— start —

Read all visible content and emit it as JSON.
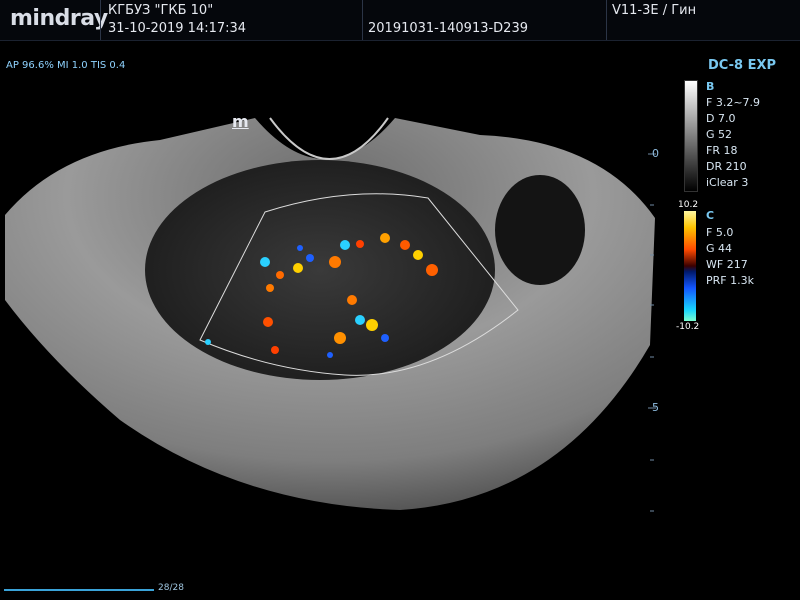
{
  "header": {
    "brand": "mindray",
    "hospital": "КГБУЗ \"ГКБ 10\"",
    "date_time": "31-10-2019  14:17:34",
    "study_id": "20191031-140913-D239",
    "probe_mode": "V11-3E / Гин"
  },
  "acoustic_output": "AP 96.6%  MI 1.0  TIS 0.4",
  "preset": "DC-8 EXP",
  "bmode": {
    "label": "B",
    "params": [
      "F 3.2~7.9",
      "D 7.0",
      "G 52",
      "FR 18",
      "DR 210",
      "iClear 3"
    ]
  },
  "color": {
    "label": "C",
    "scale_max": "10.2",
    "scale_min": "-10.2",
    "params": [
      "F 5.0",
      "G 44",
      "WF 217",
      "PRF 1.3k"
    ]
  },
  "depth_marks": [
    "0",
    "5"
  ],
  "cine": "28/28",
  "marker": "m"
}
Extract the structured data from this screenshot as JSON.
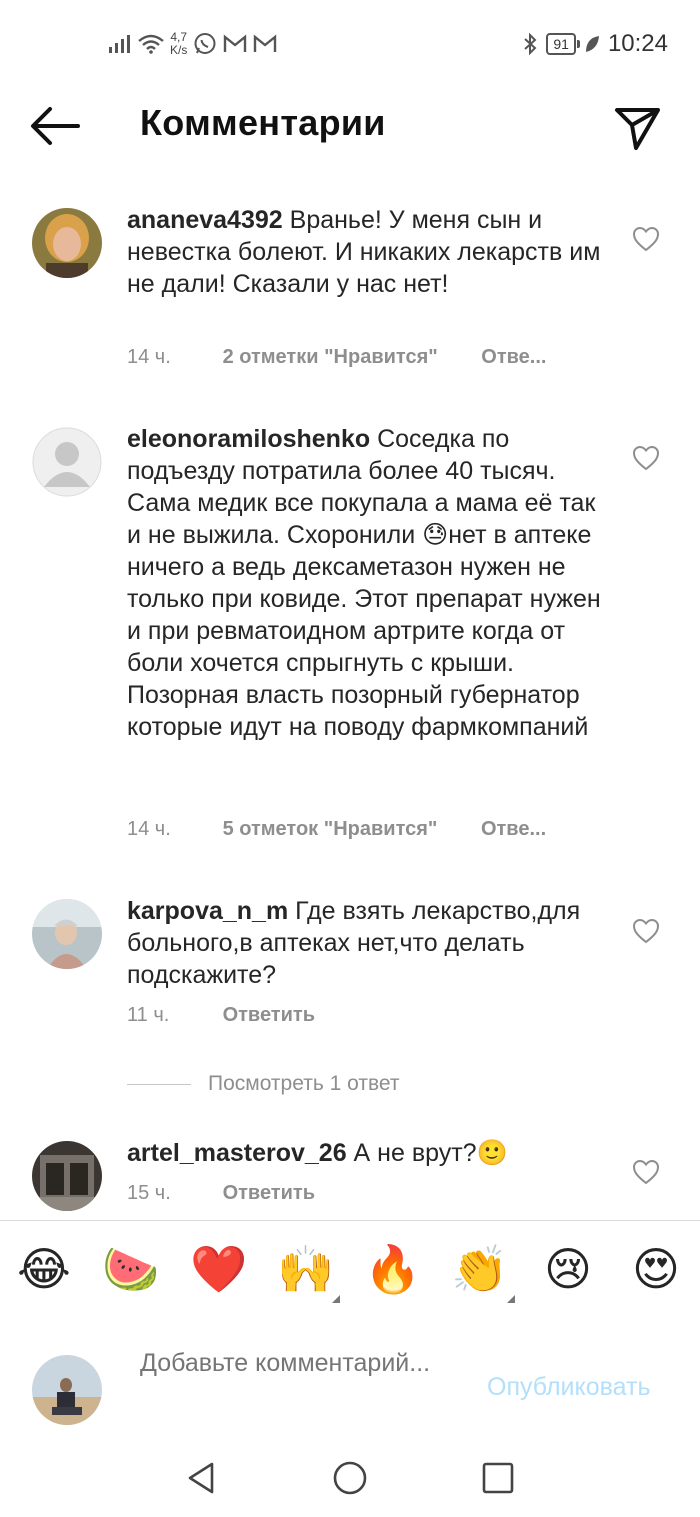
{
  "status_bar": {
    "speed_value": "4,7",
    "speed_unit": "K/s",
    "battery": "91",
    "time": "10:24",
    "left_icons": [
      "signal-icon",
      "wifi-icon",
      "whatsapp-icon",
      "gmail-icon",
      "gmail-icon"
    ],
    "right_icons": [
      "bluetooth-icon",
      "battery-icon",
      "leaf-icon"
    ]
  },
  "header": {
    "title": "Комментарии"
  },
  "comments": [
    {
      "username": "ananeva4392",
      "text": "Вранье! У меня сын и невестка болеют. И никаких лекарств им не дали! Сказали у нас нет!",
      "time": "14 ч.",
      "likes": "2 отметки \"Нравится\"",
      "reply": "Отве..."
    },
    {
      "username": "eleonoramiloshenko",
      "text_before_emoji": "Соседка по подъезду потратила более 40 тысяч. Сама медик все покупала а мама её так и не выжила. Схоронили ",
      "emoji": "😓",
      "text_after_emoji": "нет в аптеке ничего а ведь дексаметазон нужен не только при ковиде. Этот препарат нужен и при ревматоидном артрите когда от боли хочется спрыгнуть с крыши. Позорная власть позорный губернатор которые идут на поводу фармкомпаний",
      "time": "14 ч.",
      "likes": "5 отметок \"Нравится\"",
      "reply": "Отве..."
    },
    {
      "username": "karpova_n_m",
      "text": "Где взять лекарство,для больного,в аптеках нет,что делать подскажите?",
      "time": "11 ч.",
      "reply": "Ответить"
    },
    {
      "username": "artel_masterov_26",
      "text": "А не врут?🙂",
      "time": "15 ч.",
      "reply": "Ответить"
    }
  ],
  "view_replies": "Посмотреть 1 ответ",
  "emoji_bar": [
    "😂",
    "🍉",
    "❤️",
    "🙌",
    "🔥",
    "👏",
    "😢",
    "😍"
  ],
  "input": {
    "placeholder": "Добавьте комментарий...",
    "publish": "Опубликовать"
  },
  "colors": {
    "text": "#262626",
    "meta": "#8e8e8e",
    "publish_disabled": "#b2dffc",
    "divider": "#dbdbdb"
  }
}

— end —

**Goal of the exercise**
Pull out every line of the records above that contains the word "Нравится".

**Answer for the task**
      "likes": "2 отметки \"Нравится\"",
      "likes": "5 отметок \"Нравится\"",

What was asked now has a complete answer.